Given information >>
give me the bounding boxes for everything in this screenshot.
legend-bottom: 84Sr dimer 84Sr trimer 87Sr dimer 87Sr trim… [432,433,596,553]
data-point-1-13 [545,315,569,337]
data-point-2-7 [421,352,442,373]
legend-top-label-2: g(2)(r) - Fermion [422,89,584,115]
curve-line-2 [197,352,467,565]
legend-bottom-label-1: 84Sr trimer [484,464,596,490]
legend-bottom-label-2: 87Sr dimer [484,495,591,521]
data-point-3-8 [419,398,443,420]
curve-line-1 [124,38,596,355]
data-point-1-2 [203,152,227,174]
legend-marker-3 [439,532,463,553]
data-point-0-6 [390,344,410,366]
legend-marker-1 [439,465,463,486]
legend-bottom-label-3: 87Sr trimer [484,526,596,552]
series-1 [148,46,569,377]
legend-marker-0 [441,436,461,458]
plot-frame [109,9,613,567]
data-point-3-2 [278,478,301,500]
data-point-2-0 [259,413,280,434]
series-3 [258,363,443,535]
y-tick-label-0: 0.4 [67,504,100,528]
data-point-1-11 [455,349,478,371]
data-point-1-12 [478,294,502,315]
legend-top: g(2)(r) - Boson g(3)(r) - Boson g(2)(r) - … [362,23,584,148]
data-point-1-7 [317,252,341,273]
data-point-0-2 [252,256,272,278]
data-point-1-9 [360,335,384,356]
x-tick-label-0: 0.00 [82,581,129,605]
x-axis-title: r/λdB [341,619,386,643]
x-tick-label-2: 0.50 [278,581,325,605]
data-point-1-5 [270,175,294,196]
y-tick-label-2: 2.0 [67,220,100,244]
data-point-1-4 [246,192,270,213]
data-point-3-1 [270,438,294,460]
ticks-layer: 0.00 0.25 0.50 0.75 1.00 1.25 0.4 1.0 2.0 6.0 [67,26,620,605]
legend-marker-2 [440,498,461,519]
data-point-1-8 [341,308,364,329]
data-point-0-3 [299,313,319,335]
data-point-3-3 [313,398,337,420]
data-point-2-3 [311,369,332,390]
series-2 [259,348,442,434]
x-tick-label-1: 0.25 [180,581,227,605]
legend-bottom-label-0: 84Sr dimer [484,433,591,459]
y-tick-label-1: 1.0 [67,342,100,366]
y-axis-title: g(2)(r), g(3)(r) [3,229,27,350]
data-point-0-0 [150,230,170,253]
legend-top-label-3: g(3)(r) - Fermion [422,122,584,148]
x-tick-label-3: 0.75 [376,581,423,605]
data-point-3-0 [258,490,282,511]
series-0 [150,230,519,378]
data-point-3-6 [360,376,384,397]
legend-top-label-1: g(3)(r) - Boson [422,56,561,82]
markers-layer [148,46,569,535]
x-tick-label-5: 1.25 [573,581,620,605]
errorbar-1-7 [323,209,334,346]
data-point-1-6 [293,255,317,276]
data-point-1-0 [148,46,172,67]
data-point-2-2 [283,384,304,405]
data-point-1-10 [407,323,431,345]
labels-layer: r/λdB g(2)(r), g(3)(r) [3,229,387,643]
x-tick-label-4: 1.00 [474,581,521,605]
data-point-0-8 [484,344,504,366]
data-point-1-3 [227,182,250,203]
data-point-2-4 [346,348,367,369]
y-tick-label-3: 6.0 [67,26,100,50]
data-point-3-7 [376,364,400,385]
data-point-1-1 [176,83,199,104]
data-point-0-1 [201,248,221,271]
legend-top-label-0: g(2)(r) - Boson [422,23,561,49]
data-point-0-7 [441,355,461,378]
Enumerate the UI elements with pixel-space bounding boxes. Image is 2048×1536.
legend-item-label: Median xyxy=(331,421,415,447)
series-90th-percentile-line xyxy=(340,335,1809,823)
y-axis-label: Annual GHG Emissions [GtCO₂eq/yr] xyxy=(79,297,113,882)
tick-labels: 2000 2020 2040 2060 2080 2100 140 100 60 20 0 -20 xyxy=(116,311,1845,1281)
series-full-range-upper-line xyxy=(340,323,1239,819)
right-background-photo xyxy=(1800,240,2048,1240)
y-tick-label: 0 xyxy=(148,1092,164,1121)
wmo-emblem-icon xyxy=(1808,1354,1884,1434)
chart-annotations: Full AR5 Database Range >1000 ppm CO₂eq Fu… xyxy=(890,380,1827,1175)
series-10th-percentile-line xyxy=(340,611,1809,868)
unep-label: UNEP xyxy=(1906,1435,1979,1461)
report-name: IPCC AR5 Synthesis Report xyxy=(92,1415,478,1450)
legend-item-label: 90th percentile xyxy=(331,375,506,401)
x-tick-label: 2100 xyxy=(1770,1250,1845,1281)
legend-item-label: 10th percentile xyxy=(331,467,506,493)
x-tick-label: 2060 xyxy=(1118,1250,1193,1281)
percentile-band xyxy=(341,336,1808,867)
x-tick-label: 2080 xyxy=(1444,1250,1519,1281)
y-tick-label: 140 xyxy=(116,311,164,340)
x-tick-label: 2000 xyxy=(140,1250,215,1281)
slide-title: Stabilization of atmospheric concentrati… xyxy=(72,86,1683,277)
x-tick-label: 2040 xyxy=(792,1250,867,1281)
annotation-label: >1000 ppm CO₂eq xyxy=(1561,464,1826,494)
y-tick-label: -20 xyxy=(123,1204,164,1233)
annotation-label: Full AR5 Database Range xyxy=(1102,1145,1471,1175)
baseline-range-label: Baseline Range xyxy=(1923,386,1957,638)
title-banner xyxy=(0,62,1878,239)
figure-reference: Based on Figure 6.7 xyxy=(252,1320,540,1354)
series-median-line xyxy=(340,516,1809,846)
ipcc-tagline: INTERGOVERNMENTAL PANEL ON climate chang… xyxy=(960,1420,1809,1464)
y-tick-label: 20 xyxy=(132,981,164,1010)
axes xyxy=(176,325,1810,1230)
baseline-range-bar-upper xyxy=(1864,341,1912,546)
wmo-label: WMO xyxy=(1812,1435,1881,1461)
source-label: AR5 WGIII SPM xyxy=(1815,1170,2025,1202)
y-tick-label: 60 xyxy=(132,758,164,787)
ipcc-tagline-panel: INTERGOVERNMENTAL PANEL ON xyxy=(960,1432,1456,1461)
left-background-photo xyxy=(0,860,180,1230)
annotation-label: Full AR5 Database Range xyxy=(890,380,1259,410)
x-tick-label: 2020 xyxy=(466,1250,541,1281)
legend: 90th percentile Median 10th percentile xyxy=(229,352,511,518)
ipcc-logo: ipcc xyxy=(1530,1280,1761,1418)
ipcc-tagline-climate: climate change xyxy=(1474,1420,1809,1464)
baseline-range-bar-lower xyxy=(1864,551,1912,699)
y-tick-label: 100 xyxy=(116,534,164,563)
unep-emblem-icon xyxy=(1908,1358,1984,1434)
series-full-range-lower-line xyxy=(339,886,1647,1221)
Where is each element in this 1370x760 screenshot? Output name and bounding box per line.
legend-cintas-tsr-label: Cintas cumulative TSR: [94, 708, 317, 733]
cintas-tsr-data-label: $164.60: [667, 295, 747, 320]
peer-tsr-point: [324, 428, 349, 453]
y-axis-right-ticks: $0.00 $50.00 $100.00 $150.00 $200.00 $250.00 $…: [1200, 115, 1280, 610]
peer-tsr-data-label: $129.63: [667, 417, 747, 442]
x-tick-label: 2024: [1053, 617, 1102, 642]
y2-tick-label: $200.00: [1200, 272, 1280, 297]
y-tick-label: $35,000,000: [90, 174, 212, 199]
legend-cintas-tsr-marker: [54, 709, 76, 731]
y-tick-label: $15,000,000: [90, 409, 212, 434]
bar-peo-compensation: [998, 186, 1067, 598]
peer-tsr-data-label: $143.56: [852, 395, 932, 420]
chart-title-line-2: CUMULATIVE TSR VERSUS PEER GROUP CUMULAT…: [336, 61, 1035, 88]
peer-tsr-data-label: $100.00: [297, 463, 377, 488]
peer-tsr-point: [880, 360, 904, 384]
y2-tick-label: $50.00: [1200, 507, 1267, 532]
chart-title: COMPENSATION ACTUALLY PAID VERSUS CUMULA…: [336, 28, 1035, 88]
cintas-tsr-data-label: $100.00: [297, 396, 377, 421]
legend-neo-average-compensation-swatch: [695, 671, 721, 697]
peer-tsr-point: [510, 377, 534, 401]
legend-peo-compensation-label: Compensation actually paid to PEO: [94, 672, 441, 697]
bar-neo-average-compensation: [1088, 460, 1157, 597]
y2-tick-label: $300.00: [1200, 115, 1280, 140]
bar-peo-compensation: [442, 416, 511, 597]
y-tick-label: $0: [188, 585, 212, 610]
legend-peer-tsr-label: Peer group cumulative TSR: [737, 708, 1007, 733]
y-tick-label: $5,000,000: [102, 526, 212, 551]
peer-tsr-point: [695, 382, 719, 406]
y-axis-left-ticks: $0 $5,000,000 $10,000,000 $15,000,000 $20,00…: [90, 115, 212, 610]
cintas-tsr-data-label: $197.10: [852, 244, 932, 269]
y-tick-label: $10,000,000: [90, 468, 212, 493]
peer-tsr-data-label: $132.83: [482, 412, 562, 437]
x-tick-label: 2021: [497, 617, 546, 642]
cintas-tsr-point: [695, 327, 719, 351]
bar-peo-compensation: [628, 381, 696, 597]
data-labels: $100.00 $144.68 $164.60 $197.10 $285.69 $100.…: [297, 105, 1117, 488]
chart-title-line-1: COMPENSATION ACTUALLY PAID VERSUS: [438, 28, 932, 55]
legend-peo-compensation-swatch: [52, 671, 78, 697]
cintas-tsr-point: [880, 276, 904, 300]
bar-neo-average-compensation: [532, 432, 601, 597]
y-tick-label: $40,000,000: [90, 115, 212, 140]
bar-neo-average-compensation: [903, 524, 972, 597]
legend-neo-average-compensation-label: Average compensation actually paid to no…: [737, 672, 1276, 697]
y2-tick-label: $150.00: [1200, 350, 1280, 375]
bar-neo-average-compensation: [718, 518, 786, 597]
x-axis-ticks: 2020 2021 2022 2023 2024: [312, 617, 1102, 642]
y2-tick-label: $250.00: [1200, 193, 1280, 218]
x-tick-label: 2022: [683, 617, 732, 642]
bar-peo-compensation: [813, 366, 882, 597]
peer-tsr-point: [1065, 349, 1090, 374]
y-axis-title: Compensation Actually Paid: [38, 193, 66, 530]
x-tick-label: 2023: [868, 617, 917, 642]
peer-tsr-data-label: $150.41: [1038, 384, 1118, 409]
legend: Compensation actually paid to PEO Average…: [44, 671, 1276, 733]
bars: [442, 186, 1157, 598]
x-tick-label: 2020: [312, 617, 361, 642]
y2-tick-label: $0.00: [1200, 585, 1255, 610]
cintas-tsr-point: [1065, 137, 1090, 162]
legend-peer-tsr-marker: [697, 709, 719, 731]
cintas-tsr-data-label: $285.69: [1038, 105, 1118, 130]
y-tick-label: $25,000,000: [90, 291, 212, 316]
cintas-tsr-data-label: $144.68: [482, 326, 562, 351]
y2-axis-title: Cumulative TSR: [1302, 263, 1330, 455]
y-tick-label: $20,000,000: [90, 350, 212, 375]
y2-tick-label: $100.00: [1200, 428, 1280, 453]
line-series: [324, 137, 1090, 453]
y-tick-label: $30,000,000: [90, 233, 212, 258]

Task goal >> Set out the lines above as a numbered list, starting with the first line of the items and going on through the line with "x-tick-label-5: 1.25 [573,581,620,605]", leaving out blank lines and including nothing else.

Solution >>
1. give me the bounding boxes for everything in this screenshot.
2. legend-bottom: 84Sr dimer 84Sr trimer 87Sr dimer 87Sr trim… [432,433,596,553]
3. data-point-1-13 [545,315,569,337]
4. data-point-2-7 [421,352,442,373]
5. legend-top-label-2: g(2)(r) - Fermion [422,89,584,115]
6. curve-line-2 [197,352,467,565]
7. legend-bottom-label-1: 84Sr trimer [484,464,596,490]
8. legend-bottom-label-2: 87Sr dimer [484,495,591,521]
9. data-point-3-8 [419,398,443,420]
10. curve-line-1 [124,38,596,355]
11. data-point-1-2 [203,152,227,174]
12. legend-marker-3 [439,532,463,553]
13. data-point-0-6 [390,344,410,366]
14. legend-marker-1 [439,465,463,486]
15. legend-bottom-label-3: 87Sr trimer [484,526,596,552]
16. series-1 [148,46,569,377]
17. legend-marker-0 [441,436,461,458]
18. plot-frame [109,9,613,567]
19. data-point-3-2 [278,478,301,500]
20. data-point-2-0 [259,413,280,434]
21. series-3 [258,363,443,535]
22. y-tick-label-0: 0.4 [67,504,100,528]
23. data-point-1-11 [455,349,478,371]
24. data-point-1-12 [478,294,502,315]
25. legend-top: g(2)(r) - Boson g(3)(r) - Boson g(2)(r) - … [362,23,584,148]
26. data-point-1-7 [317,252,341,273]
27. data-point-0-2 [252,256,272,278]
28. data-point-1-9 [360,335,384,356]
29. x-tick-label-0: 0.00 [82,581,129,605]
30. x-axis-title: r/λdB [341,619,386,643]
31. x-tick-label-2: 0.50 [278,581,325,605]
32. data-point-1-5 [270,175,294,196]
33. y-tick-label-2: 2.0 [67,220,100,244]
34. data-point-1-4 [246,192,270,213]
35. data-point-3-1 [270,438,294,460]
36. ticks-layer: 0.00 0.25 0.50 0.75 1.00 1.25 0.4 1.0 2.0 6.0 [67,26,620,605]
37. legend-marker-2 [440,498,461,519]
38. data-point-1-8 [341,308,364,329]
39. data-point-0-3 [299,313,319,335]
40. data-point-3-3 [313,398,337,420]
41. data-point-2-3 [311,369,332,390]
42. series-2 [259,348,442,434]
43. x-tick-label-1: 0.25 [180,581,227,605]
44. legend-bottom-label-0: 84Sr dimer [484,433,591,459]
45. y-tick-label-1: 1.0 [67,342,100,366]
46. y-axis-title: g(2)(r), g(3)(r) [3,229,27,350]
47. data-point-0-0 [150,230,170,253]
48. legend-top-label-3: g(3)(r) - Fermion [422,122,584,148]
49. x-tick-label-3: 0.75 [376,581,423,605]
50. data-point-3-0 [258,490,282,511]
51. series-0 [150,230,519,378]
52. data-point-3-6 [360,376,384,397]
53. legend-top-label-1: g(3)(r) - Boson [422,56,561,82]
54. markers-layer [148,46,569,535]
55. x-tick-label-5: 1.25 [573,581,620,605]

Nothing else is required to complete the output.